Will you output all of the data below exactly, omitting the images?

## Begin

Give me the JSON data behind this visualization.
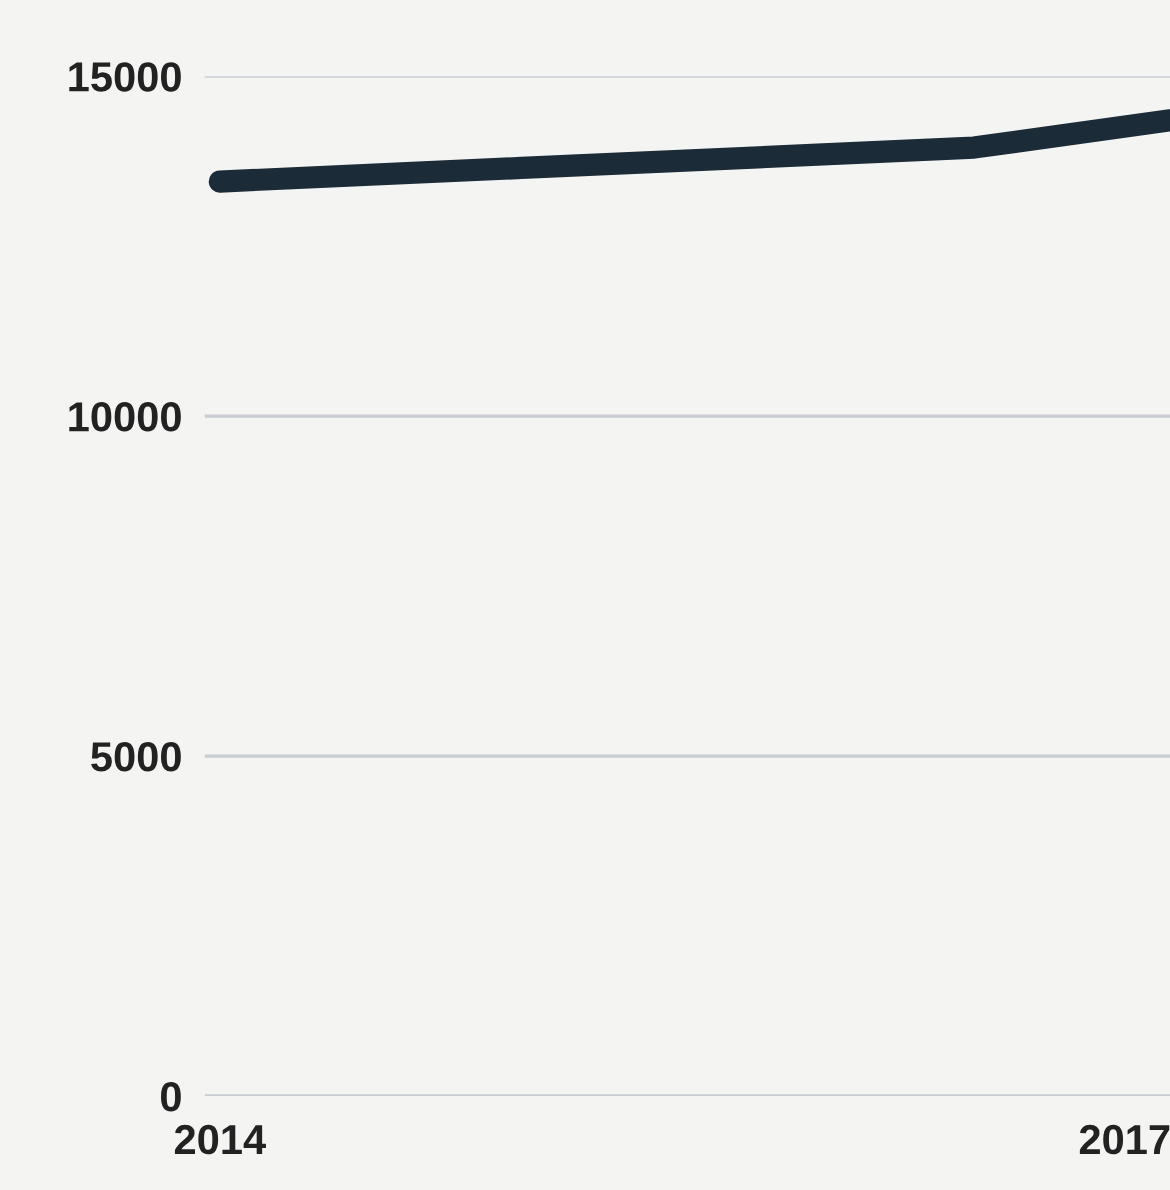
{
  "chart_data": {
    "type": "line",
    "x": [
      2014,
      2015,
      2016,
      2016.5,
      2017.15
    ],
    "series": [
      {
        "color": "#1b2b38",
        "values": [
          13450,
          13650,
          13850,
          13950,
          14350
        ]
      }
    ],
    "xlim": [
      2013.95,
      2017.15
    ],
    "xticks": [
      2014,
      2017
    ],
    "ylim": [
      0,
      15000
    ],
    "yticks": [
      0,
      5000,
      10000,
      15000
    ],
    "grid": "y",
    "line_style": "solid"
  }
}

## End

◆ **FINAL RESULT**:
Give me the JSON data behind this visualization.
{
  "chart_data": {
    "type": "line",
    "x": [
      2014,
      2015,
      2016,
      2016.5,
      2017.15
    ],
    "series": [
      {
        "color": "#1b2b38",
        "values": [
          13450,
          13650,
          13850,
          13950,
          14350
        ]
      }
    ],
    "xlim": [
      2013.95,
      2017.15
    ],
    "xticks": [
      2014,
      2017
    ],
    "ylim": [
      0,
      15000
    ],
    "yticks": [
      0,
      5000,
      10000,
      15000
    ],
    "grid": "y",
    "line_style": "solid"
  }
}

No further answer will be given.